What to produce – Where the data below has the string "firm", return the whole line.

____

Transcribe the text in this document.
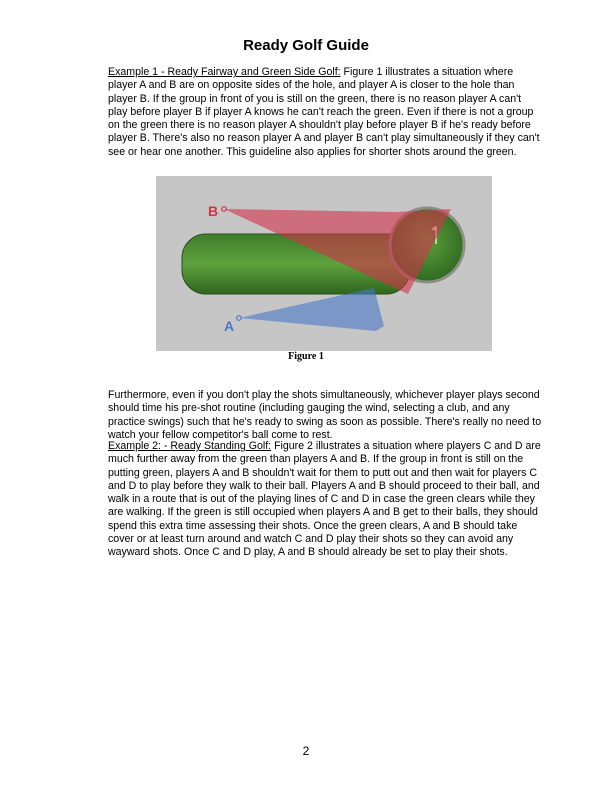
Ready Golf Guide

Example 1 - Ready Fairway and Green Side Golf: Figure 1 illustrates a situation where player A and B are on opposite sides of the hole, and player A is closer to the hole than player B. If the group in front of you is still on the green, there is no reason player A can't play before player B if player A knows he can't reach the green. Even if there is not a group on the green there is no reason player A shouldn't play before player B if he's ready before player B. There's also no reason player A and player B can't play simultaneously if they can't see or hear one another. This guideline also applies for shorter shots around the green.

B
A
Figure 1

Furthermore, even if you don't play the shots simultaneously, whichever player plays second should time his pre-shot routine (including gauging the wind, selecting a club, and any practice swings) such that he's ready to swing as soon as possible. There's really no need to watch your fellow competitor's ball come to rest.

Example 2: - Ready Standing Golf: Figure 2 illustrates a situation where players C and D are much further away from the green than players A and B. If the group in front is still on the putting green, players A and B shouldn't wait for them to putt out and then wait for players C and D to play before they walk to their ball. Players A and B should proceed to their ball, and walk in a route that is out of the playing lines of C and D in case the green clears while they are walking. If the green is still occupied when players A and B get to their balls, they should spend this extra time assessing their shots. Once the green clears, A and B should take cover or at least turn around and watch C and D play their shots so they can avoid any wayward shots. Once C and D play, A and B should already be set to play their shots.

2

____

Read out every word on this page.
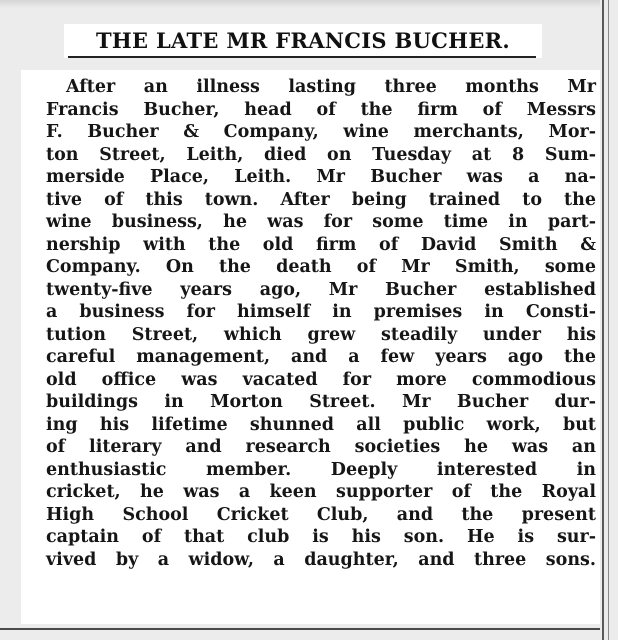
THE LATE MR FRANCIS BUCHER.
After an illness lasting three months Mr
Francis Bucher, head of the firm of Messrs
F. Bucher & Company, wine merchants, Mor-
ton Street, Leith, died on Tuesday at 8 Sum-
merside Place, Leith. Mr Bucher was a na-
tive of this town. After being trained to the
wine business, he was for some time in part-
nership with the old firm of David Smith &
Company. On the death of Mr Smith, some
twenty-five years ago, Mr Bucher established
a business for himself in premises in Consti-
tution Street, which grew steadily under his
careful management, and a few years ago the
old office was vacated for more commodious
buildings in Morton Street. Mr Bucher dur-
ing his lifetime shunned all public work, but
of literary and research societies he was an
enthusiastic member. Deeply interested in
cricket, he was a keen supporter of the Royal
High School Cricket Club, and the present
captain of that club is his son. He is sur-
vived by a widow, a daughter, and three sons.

____

Result of this task –
Francis Bucher, head of the firm of Messrs
nership with the old firm of David Smith &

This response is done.